**WHAT THIS TASK INVOLVES**
Find every line with "włosy" in it, then report how many there are and nothing more.

**Saved entries**
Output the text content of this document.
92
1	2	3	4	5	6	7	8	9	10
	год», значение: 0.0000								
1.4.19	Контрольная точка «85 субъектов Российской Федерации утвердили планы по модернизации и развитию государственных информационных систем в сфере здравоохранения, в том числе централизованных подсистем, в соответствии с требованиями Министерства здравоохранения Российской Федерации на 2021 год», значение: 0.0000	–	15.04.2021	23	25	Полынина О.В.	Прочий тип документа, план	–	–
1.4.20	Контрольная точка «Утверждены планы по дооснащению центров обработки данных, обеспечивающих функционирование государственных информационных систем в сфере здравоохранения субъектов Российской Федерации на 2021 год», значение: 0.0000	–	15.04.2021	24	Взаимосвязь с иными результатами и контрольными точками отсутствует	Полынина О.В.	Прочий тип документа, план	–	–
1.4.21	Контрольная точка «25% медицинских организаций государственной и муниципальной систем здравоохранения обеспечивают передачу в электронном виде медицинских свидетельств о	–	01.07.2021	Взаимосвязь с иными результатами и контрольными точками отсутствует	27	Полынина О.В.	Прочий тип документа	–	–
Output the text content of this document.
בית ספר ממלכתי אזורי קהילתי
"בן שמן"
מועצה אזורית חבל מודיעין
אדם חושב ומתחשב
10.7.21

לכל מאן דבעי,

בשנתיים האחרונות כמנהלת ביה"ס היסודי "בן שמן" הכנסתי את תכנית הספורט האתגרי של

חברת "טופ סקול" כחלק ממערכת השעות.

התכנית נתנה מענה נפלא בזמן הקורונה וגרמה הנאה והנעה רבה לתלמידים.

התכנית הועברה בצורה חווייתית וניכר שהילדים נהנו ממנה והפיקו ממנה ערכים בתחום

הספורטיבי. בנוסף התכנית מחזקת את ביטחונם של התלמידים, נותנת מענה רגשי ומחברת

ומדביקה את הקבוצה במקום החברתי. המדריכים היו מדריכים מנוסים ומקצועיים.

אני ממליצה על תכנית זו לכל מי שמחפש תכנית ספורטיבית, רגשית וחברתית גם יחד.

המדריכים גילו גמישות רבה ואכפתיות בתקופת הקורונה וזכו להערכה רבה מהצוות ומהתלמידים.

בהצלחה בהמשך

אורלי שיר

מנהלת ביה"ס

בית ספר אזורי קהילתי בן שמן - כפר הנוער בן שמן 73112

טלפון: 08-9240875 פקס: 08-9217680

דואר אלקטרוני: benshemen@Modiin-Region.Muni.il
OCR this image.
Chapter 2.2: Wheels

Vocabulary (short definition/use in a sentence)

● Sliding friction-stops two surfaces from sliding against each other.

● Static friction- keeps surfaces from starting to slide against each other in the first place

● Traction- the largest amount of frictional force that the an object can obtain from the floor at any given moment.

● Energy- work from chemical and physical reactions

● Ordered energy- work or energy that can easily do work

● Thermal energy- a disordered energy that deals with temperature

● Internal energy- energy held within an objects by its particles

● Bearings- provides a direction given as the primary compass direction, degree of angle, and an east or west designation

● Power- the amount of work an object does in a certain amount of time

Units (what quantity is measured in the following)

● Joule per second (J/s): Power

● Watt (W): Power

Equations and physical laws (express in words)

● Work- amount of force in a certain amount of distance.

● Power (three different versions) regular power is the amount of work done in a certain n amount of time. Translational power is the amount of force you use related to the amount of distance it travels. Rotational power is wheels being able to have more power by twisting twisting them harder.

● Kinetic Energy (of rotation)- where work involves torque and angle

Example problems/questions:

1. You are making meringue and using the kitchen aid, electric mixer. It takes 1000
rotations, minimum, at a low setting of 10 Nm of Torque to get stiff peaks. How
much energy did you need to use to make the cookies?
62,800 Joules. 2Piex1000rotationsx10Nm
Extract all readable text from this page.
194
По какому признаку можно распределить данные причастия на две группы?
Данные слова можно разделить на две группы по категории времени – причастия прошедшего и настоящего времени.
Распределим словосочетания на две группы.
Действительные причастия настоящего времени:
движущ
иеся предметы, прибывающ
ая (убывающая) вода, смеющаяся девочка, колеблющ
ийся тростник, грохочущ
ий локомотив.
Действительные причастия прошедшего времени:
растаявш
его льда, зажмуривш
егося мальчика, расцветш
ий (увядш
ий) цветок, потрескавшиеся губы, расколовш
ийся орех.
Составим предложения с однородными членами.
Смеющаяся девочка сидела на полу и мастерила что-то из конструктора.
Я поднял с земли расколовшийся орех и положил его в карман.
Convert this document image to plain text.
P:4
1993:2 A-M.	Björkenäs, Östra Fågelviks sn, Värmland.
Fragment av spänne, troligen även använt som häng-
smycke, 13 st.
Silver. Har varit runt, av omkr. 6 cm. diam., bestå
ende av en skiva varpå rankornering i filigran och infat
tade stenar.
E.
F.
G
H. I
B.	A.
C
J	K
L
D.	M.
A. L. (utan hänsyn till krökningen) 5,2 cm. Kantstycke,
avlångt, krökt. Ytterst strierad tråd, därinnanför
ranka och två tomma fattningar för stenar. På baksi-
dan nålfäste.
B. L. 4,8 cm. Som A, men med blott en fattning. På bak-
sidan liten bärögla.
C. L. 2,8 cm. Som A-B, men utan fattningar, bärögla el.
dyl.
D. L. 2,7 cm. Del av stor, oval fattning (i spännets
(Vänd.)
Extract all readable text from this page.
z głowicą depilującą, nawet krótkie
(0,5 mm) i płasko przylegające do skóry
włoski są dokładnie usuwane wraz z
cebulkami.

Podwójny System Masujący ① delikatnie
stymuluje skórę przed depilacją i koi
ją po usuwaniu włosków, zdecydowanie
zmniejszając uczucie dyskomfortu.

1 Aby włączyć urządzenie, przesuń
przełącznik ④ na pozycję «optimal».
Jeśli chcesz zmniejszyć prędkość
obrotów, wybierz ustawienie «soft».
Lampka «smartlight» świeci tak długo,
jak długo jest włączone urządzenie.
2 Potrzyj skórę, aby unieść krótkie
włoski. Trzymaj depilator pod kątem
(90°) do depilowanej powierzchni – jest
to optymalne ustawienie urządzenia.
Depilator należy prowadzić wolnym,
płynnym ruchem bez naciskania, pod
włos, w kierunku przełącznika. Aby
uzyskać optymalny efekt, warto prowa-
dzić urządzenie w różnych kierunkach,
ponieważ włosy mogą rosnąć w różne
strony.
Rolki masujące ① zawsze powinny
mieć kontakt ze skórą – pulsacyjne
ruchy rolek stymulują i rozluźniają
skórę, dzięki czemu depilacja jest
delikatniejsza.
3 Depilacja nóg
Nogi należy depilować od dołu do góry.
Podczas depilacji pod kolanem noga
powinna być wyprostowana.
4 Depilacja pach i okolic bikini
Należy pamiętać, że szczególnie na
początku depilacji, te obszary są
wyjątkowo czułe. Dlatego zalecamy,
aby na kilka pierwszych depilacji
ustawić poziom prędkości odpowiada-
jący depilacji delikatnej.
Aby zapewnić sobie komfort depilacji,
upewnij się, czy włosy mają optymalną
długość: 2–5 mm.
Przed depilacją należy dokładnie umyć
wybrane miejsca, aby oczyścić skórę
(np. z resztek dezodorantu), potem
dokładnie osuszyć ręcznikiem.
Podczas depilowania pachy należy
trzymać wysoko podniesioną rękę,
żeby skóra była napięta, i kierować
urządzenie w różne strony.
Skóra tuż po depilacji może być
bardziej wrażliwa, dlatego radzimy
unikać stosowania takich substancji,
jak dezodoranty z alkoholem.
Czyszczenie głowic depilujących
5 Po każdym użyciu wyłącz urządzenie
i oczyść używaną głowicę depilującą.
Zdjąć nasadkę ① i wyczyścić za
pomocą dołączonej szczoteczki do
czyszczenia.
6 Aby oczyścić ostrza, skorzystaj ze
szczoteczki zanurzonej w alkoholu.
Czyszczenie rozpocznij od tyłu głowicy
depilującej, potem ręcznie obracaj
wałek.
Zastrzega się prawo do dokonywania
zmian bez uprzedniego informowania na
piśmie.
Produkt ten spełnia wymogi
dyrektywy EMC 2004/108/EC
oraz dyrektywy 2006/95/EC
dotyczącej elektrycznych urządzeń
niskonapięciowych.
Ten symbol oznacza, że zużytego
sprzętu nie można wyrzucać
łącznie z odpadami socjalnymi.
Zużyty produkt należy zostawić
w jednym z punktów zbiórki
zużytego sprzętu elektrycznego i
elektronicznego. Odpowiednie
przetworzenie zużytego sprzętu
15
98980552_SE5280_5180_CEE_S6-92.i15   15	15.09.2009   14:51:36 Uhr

**CORRECT OUTPUT**
2